▶ [Exercise objective] Look at the entries below and reproduce them exactly.

++++++

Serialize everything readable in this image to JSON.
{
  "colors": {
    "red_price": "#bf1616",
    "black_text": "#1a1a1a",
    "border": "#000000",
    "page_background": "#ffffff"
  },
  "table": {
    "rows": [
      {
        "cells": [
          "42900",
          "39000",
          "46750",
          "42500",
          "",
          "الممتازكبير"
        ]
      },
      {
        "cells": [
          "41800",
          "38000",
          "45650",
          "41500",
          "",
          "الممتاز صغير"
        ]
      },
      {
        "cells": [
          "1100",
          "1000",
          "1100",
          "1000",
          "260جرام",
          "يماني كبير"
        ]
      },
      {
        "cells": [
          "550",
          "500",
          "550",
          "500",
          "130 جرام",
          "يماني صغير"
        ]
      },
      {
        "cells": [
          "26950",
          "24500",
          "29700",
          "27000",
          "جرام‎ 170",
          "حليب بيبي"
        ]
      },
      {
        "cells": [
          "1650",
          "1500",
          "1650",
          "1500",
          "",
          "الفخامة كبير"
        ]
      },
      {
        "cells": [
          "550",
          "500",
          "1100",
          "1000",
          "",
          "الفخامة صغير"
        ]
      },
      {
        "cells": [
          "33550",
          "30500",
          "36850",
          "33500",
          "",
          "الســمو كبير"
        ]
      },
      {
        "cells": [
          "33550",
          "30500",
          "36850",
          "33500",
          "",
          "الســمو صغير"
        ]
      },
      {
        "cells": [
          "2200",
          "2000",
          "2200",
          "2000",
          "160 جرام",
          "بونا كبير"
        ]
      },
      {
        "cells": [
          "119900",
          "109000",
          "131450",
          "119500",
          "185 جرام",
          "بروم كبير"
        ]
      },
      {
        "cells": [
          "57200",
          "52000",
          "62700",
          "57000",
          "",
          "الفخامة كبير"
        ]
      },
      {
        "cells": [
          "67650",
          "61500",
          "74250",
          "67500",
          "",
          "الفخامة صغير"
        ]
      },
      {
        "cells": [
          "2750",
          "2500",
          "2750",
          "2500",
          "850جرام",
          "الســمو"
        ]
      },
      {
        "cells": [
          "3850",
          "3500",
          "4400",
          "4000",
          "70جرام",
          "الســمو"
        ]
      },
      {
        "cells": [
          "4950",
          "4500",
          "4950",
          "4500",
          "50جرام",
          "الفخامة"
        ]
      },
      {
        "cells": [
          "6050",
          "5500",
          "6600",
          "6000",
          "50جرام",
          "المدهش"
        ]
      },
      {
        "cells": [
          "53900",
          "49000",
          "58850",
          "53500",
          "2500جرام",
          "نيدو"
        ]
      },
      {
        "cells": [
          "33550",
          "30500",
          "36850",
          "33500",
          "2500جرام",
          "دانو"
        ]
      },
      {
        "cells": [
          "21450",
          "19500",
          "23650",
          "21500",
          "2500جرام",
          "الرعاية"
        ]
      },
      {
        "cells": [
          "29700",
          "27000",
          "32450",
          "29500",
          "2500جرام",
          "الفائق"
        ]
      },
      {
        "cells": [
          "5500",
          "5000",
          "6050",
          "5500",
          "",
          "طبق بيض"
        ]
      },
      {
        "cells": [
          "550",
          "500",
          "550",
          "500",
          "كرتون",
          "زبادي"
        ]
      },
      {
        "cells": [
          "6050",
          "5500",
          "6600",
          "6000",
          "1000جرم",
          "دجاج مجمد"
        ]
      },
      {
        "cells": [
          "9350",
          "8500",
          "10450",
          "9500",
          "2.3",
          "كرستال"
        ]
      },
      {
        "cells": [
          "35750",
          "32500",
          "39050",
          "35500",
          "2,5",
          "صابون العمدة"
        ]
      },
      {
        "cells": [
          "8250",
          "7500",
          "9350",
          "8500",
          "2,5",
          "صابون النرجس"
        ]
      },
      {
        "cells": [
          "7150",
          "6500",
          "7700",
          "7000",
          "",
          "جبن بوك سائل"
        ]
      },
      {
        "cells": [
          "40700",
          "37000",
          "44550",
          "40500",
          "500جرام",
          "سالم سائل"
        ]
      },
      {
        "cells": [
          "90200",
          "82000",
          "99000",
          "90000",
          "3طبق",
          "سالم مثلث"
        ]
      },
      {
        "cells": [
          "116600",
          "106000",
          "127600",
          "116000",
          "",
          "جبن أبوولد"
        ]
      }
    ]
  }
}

++++++

▶ [Response to the exercise]
Serialize everything readable in this image to JSON.
{
  "colors": {
    "red_price": "#bf1616",
    "black_text": "#1a1a1a",
    "border": "#000000",
    "page_background": "#ffffff"
  },
  "table": {
    "rows": [
      {
        "cells": [
          "42900",
          "39000",
          "46750",
          "42500",
          "",
          "الممتازكبير"
        ]
      },
      {
        "cells": [
          "41800",
          "38000",
          "45650",
          "41500",
          "",
          "الممتاز صغير"
        ]
      },
      {
        "cells": [
          "1100",
          "1000",
          "1100",
          "1000",
          "260جرام",
          "يماني كبير"
        ]
      },
      {
        "cells": [
          "550",
          "500",
          "550",
          "500",
          "130 جرام",
          "يماني صغير"
        ]
      },
      {
        "cells": [
          "26950",
          "24500",
          "29700",
          "27000",
          "جرام‎ 170",
          "حليب بيبي"
        ]
      },
      {
        "cells": [
          "1650",
          "1500",
          "1650",
          "1500",
          "",
          "الفخامة كبير"
        ]
      },
      {
        "cells": [
          "550",
          "500",
          "1100",
          "1000",
          "",
          "الفخامة صغير"
        ]
      },
      {
        "cells": [
          "33550",
          "30500",
          "36850",
          "33500",
          "",
          "الســمو كبير"
        ]
      },
      {
        "cells": [
          "33550",
          "30500",
          "36850",
          "33500",
          "",
          "الســمو صغير"
        ]
      },
      {
        "cells": [
          "2200",
          "2000",
          "2200",
          "2000",
          "160 جرام",
          "بونا كبير"
        ]
      },
      {
        "cells": [
          "119900",
          "109000",
          "131450",
          "119500",
          "185 جرام",
          "بروم كبير"
        ]
      },
      {
        "cells": [
          "57200",
          "52000",
          "62700",
          "57000",
          "",
          "الفخامة كبير"
        ]
      },
      {
        "cells": [
          "67650",
          "61500",
          "74250",
          "67500",
          "",
          "الفخامة صغير"
        ]
      },
      {
        "cells": [
          "2750",
          "2500",
          "2750",
          "2500",
          "850جرام",
          "الســمو"
        ]
      },
      {
        "cells": [
          "3850",
          "3500",
          "4400",
          "4000",
          "70جرام",
          "الســمو"
        ]
      },
      {
        "cells": [
          "4950",
          "4500",
          "4950",
          "4500",
          "50جرام",
          "الفخامة"
        ]
      },
      {
        "cells": [
          "6050",
          "5500",
          "6600",
          "6000",
          "50جرام",
          "المدهش"
        ]
      },
      {
        "cells": [
          "53900",
          "49000",
          "58850",
          "53500",
          "2500جرام",
          "نيدو"
        ]
      },
      {
        "cells": [
          "33550",
          "30500",
          "36850",
          "33500",
          "2500جرام",
          "دانو"
        ]
      },
      {
        "cells": [
          "21450",
          "19500",
          "23650",
          "21500",
          "2500جرام",
          "الرعاية"
        ]
      },
      {
        "cells": [
          "29700",
          "27000",
          "32450",
          "29500",
          "2500جرام",
          "الفائق"
        ]
      },
      {
        "cells": [
          "5500",
          "5000",
          "6050",
          "5500",
          "",
          "طبق بيض"
        ]
      },
      {
        "cells": [
          "550",
          "500",
          "550",
          "500",
          "كرتون",
          "زبادي"
        ]
      },
      {
        "cells": [
          "6050",
          "5500",
          "6600",
          "6000",
          "1000جرم",
          "دجاج مجمد"
        ]
      },
      {
        "cells": [
          "9350",
          "8500",
          "10450",
          "9500",
          "2.3",
          "كرستال"
        ]
      },
      {
        "cells": [
          "35750",
          "32500",
          "39050",
          "35500",
          "2,5",
          "صابون العمدة"
        ]
      },
      {
        "cells": [
          "8250",
          "7500",
          "9350",
          "8500",
          "2,5",
          "صابون النرجس"
        ]
      },
      {
        "cells": [
          "7150",
          "6500",
          "7700",
          "7000",
          "",
          "جبن بوك سائل"
        ]
      },
      {
        "cells": [
          "40700",
          "37000",
          "44550",
          "40500",
          "500جرام",
          "سالم سائل"
        ]
      },
      {
        "cells": [
          "90200",
          "82000",
          "99000",
          "90000",
          "3طبق",
          "سالم مثلث"
        ]
      },
      {
        "cells": [
          "116600",
          "106000",
          "127600",
          "116000",
          "",
          "جبن أبوولد"
        ]
      }
    ]
  }
}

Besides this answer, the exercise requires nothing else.